- **What needs to be done**
Could you write out the records below exactly as they appear?

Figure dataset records
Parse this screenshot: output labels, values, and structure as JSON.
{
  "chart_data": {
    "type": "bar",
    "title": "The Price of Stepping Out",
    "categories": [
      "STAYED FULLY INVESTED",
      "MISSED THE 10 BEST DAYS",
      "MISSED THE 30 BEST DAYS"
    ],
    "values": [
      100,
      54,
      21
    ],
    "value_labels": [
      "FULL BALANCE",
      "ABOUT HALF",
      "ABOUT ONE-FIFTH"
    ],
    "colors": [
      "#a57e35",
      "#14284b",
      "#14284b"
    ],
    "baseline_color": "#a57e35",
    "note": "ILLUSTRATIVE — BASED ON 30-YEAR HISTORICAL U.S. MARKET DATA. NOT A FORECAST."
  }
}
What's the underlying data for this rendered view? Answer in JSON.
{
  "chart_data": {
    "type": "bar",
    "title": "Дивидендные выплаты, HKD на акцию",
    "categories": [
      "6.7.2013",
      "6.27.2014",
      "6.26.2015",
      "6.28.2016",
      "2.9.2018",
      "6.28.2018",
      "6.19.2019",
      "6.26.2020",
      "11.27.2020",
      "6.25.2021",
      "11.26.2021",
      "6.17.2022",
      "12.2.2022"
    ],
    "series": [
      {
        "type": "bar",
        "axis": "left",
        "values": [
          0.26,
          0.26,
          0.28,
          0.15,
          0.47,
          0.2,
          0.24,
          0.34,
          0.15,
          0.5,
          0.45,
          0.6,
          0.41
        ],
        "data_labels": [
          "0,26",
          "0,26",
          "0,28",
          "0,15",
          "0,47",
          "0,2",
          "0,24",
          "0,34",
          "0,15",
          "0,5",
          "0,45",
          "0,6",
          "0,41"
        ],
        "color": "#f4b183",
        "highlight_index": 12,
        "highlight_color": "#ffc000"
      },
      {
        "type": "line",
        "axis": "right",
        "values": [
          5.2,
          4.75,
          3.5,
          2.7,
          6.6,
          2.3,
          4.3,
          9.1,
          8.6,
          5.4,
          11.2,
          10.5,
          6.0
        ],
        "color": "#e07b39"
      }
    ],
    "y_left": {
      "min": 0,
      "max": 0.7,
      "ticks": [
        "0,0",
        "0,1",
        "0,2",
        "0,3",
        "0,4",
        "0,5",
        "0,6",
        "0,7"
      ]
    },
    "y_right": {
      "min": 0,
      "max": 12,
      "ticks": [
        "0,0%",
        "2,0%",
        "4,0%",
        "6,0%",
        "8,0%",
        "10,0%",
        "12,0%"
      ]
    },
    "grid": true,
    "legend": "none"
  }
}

- **Answer for the task**
Parse this screenshot: output labels, values, and structure as JSON.
{
  "chart_data": {
    "type": "bar",
    "title": "The Price of Stepping Out",
    "categories": [
      "STAYED FULLY INVESTED",
      "MISSED THE 10 BEST DAYS",
      "MISSED THE 30 BEST DAYS"
    ],
    "values": [
      100,
      54,
      21
    ],
    "value_labels": [
      "FULL BALANCE",
      "ABOUT HALF",
      "ABOUT ONE-FIFTH"
    ],
    "colors": [
      "#a57e35",
      "#14284b",
      "#14284b"
    ],
    "baseline_color": "#a57e35",
    "note": "ILLUSTRATIVE — BASED ON 30-YEAR HISTORICAL U.S. MARKET DATA. NOT A FORECAST."
  }
}
What's the underlying data for this rendered view? Answer in JSON.
{
  "chart_data": {
    "type": "bar",
    "title": "Дивидендные выплаты, HKD на акцию",
    "categories": [
      "6.7.2013",
      "6.27.2014",
      "6.26.2015",
      "6.28.2016",
      "2.9.2018",
      "6.28.2018",
      "6.19.2019",
      "6.26.2020",
      "11.27.2020",
      "6.25.2021",
      "11.26.2021",
      "6.17.2022",
      "12.2.2022"
    ],
    "series": [
      {
        "type": "bar",
        "axis": "left",
        "values": [
          0.26,
          0.26,
          0.28,
          0.15,
          0.47,
          0.2,
          0.24,
          0.34,
          0.15,
          0.5,
          0.45,
          0.6,
          0.41
        ],
        "data_labels": [
          "0,26",
          "0,26",
          "0,28",
          "0,15",
          "0,47",
          "0,2",
          "0,24",
          "0,34",
          "0,15",
          "0,5",
          "0,45",
          "0,6",
          "0,41"
        ],
        "color": "#f4b183",
        "highlight_index": 12,
        "highlight_color": "#ffc000"
      },
      {
        "type": "line",
        "axis": "right",
        "values": [
          5.2,
          4.75,
          3.5,
          2.7,
          6.6,
          2.3,
          4.3,
          9.1,
          8.6,
          5.4,
          11.2,
          10.5,
          6.0
        ],
        "color": "#e07b39"
      }
    ],
    "y_left": {
      "min": 0,
      "max": 0.7,
      "ticks": [
        "0,0",
        "0,1",
        "0,2",
        "0,3",
        "0,4",
        "0,5",
        "0,6",
        "0,7"
      ]
    },
    "y_right": {
      "min": 0,
      "max": 12,
      "ticks": [
        "0,0%",
        "2,0%",
        "4,0%",
        "6,0%",
        "8,0%",
        "10,0%",
        "12,0%"
      ]
    },
    "grid": true,
    "legend": "none"
  }
}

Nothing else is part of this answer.